*** EXTRACT TO READ

Energy stores and systems

In a nutshell

Energy is always conserved. It can be transferred between energy stores via different methods. A system is a term used to describe the object, or objects, being looked at.

Energy stores and transfers

This lesson will go further into detail about the content detailed in Energy Stores and Transfers from the Conservation of Energy topic. Here's a quick recap.

Energy is stored in different types of energy stores.

Energy stores

Thermal
Kinetic
Chemical
Nuclear
Magnetic
Electrostatic
Gravitational potential
Elastic potential

The conservation of energy states that energy cannot be created or destroyed, only transferred. Energy can be transferred from the different stores by methods of energy transfer.

Energy transfer methods

Mechanical work
Electrical work
Heating
Radiation

Systems

Definition

Describes the object, or objects, being looked at.

Example:

The system for a bungee jumper would be the jumper and the bungee cord.
The system for a moving vehicle would be the vehicle.

When energy is transferred to or from a system, the system changes. It also changes when energy is transferred within the system, between the different stores.

A closed system doesn't allow energy to be transferred in or out. Instead all transfers take place between the energy stores in the system. The total energy of a closed system stays the same. The overall change in the energy of a closed system is always zero.

Energy transfers

Energy is transferred either by doing work, or by heating.

Doing work

Energy transfer by doing work is when energy is transferred due to forces. This can be done mechanically, via a push or pull force. It can also be done electrically, when a current flows against a resistance. The resistance acts as a force that the current has to do work against to overcome.

Work done is another way of saying energy transferred. Work is done against forces.

Example

*Dropping a box from a height above the ground.*	Energy is transferred mechanically between the gravitational potential energy store of the box to its kinetic energy store. The force of gravity does work on the box.

******

◆ WRITTEN REQUEST 1
Update the rows, beginning at the first row and stopping after the line that has "x-tick-label: 08/23 [599, 489, 639, 506]", by changing "plot-frame" to "plot-area" and leaving everything else in those lines as it is.

*** RECORDED INFORMATION

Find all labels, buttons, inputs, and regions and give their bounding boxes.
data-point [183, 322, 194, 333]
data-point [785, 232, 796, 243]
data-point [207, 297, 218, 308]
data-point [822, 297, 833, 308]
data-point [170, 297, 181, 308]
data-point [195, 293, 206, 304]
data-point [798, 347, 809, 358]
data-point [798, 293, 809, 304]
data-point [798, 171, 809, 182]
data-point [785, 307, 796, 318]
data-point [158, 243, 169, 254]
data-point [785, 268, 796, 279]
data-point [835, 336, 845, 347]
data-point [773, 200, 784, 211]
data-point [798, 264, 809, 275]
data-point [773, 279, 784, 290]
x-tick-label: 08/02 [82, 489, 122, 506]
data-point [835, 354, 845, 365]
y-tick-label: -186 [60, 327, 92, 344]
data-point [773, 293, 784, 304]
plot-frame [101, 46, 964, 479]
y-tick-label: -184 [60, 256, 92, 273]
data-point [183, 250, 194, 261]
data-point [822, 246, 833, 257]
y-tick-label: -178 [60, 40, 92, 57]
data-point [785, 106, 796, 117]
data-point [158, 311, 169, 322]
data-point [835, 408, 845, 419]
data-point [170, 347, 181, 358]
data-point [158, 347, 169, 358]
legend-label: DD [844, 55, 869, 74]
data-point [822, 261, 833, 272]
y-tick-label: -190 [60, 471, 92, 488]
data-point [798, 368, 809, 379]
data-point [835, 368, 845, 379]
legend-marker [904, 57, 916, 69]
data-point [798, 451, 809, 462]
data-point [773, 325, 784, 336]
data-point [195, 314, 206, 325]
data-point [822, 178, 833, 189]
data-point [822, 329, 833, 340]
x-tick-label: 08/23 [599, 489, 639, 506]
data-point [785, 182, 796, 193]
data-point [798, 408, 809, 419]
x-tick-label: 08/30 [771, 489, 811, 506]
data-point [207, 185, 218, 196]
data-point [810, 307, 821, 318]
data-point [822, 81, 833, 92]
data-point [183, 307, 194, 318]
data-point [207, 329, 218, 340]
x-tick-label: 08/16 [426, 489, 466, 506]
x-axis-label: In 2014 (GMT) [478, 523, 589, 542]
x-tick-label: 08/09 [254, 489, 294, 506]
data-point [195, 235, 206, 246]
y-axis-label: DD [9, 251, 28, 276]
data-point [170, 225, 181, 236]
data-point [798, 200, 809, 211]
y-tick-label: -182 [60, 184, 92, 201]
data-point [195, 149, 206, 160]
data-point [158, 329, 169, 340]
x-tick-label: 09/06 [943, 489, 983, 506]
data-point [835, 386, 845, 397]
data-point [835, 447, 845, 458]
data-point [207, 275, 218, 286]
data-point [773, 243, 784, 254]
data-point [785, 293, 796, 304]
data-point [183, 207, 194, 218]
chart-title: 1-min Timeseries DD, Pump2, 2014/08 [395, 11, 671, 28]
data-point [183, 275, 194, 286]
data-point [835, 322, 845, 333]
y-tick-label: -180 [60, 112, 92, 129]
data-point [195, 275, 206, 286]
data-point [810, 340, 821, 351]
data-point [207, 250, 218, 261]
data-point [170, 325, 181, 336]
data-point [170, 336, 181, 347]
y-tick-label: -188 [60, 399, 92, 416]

******

◆ WRITTEN REQUEST 2
Output the entire text on energy stores and systems again, word for word.

◆ ANSWER 1
Find all labels, buttons, inputs, and regions and give their bounding boxes.
data-point [183, 322, 194, 333]
data-point [785, 232, 796, 243]
data-point [207, 297, 218, 308]
data-point [822, 297, 833, 308]
data-point [170, 297, 181, 308]
data-point [195, 293, 206, 304]
data-point [798, 347, 809, 358]
data-point [798, 293, 809, 304]
data-point [798, 171, 809, 182]
data-point [785, 307, 796, 318]
data-point [158, 243, 169, 254]
data-point [785, 268, 796, 279]
data-point [835, 336, 845, 347]
data-point [773, 200, 784, 211]
data-point [798, 264, 809, 275]
data-point [773, 279, 784, 290]
x-tick-label: 08/02 [82, 489, 122, 506]
data-point [835, 354, 845, 365]
y-tick-label: -186 [60, 327, 92, 344]
data-point [773, 293, 784, 304]
plot-area [101, 46, 964, 479]
y-tick-label: -184 [60, 256, 92, 273]
data-point [183, 250, 194, 261]
data-point [822, 246, 833, 257]
y-tick-label: -178 [60, 40, 92, 57]
data-point [785, 106, 796, 117]
data-point [158, 311, 169, 322]
data-point [835, 408, 845, 419]
data-point [170, 347, 181, 358]
data-point [158, 347, 169, 358]
legend-label: DD [844, 55, 869, 74]
data-point [822, 261, 833, 272]
y-tick-label: -190 [60, 471, 92, 488]
data-point [798, 368, 809, 379]
data-point [835, 368, 845, 379]
legend-marker [904, 57, 916, 69]
data-point [798, 451, 809, 462]
data-point [773, 325, 784, 336]
data-point [195, 314, 206, 325]
data-point [822, 178, 833, 189]
data-point [822, 329, 833, 340]
x-tick-label: 08/23 [599, 489, 639, 506]

◆ ANSWER 2
Energy stores and systems

In a nutshell

Energy is always conserved. It can be transferred between energy stores via different methods. A system is a term used to describe the object, or objects, being looked at.

Energy stores and transfers

This lesson will go further into detail about the content detailed in Energy Stores and Transfers from the Conservation of Energy topic. Here's a quick recap.

Energy is stored in different types of energy stores.

Energy stores

Thermal
Kinetic
Chemical
Nuclear
Magnetic
Electrostatic
Gravitational potential
Elastic potential

The conservation of energy states that energy cannot be created or destroyed, only transferred. Energy can be transferred from the different stores by methods of energy transfer.

Energy transfer methods

Mechanical work
Electrical work
Heating
Radiation

Systems

Definition

Describes the object, or objects, being looked at.

Example:

The system for a bungee jumper would be the jumper and the bungee cord.
The system for a moving vehicle would be the vehicle.

When energy is transferred to or from a system, the system changes. It also changes when energy is transferred within the system, between the different stores.

A closed system doesn't allow energy to be transferred in or out. Instead all transfers take place between the energy stores in the system. The total energy of a closed system stays the same. The overall change in the energy of a closed system is always zero.

Energy transfers

Energy is transferred either by doing work, or by heating.

Doing work

Energy transfer by doing work is when energy is transferred due to forces. This can be done mechanically, via a push or pull force. It can also be done electrically, when a current flows against a resistance. The resistance acts as a force that the current has to do work against to overcome.

Work done is another way of saying energy transferred. Work is done against forces.

Example

*Dropping a box from a height above the ground.*	Energy is transferred mechanically between the gravitational potential energy store of the box to its kinetic energy store. The force of gravity does work on the box.